WHAT IS BEING ASKED: Return the whole listing exactly as it stands.

ENTRIES PROVIDED:
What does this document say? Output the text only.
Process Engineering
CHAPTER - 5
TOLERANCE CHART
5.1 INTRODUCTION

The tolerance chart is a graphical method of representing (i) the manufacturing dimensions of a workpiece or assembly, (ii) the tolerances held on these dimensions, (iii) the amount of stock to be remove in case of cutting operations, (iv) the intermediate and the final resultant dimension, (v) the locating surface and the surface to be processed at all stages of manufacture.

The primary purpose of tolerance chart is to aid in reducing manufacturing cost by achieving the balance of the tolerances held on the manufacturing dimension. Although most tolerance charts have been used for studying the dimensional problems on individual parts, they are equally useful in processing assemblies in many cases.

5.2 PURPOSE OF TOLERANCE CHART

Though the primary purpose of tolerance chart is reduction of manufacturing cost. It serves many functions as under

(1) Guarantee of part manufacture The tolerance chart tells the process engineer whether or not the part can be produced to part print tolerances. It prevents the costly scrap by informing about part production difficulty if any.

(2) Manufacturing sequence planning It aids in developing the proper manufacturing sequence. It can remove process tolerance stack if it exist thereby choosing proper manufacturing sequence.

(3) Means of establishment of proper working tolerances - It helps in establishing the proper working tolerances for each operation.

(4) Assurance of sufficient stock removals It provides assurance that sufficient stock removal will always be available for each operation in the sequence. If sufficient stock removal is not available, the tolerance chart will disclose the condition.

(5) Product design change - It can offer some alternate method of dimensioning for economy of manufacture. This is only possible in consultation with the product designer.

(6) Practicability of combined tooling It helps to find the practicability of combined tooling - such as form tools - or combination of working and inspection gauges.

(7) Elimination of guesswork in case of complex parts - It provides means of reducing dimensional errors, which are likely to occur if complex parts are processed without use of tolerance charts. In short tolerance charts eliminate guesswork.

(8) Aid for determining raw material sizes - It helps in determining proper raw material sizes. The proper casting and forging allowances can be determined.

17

ANSWER TO THIS TASK:
What does this document say? Output the text only.
Process Engineering
CHAPTER - 5
TOLERANCE CHART
5.1 INTRODUCTION

The tolerance chart is a graphical method of representing (i) the manufacturing dimensions of a workpiece or assembly, (ii) the tolerances held on these dimensions, (iii) the amount of stock to be remove in case of cutting operations, (iv) the intermediate and the final resultant dimension, (v) the locating surface and the surface to be processed at all stages of manufacture.

The primary purpose of tolerance chart is to aid in reducing manufacturing cost by achieving the balance of the tolerances held on the manufacturing dimension. Although most tolerance charts have been used for studying the dimensional problems on individual parts, they are equally useful in processing assemblies in many cases.

5.2 PURPOSE OF TOLERANCE CHART

Though the primary purpose of tolerance chart is reduction of manufacturing cost. It serves many functions as under

(1) Guarantee of part manufacture The tolerance chart tells the process engineer whether or not the part can be produced to part print tolerances. It prevents the costly scrap by informing about part production difficulty if any.

(2) Manufacturing sequence planning It aids in developing the proper manufacturing sequence. It can remove process tolerance stack if it exist thereby choosing proper manufacturing sequence.

(3) Means of establishment of proper working tolerances - It helps in establishing the proper working tolerances for each operation.

(4) Assurance of sufficient stock removals It provides assurance that sufficient stock removal will always be available for each operation in the sequence. If sufficient stock removal is not available, the tolerance chart will disclose the condition.

(5) Product design change - It can offer some alternate method of dimensioning for economy of manufacture. This is only possible in consultation with the product designer.

(6) Practicability of combined tooling It helps to find the practicability of combined tooling - such as form tools - or combination of working and inspection gauges.

(7) Elimination of guesswork in case of complex parts - It provides means of reducing dimensional errors, which are likely to occur if complex parts are processed without use of tolerance charts. In short tolerance charts eliminate guesswork.

(8) Aid for determining raw material sizes - It helps in determining proper raw material sizes. The proper casting and forging allowances can be determined.

17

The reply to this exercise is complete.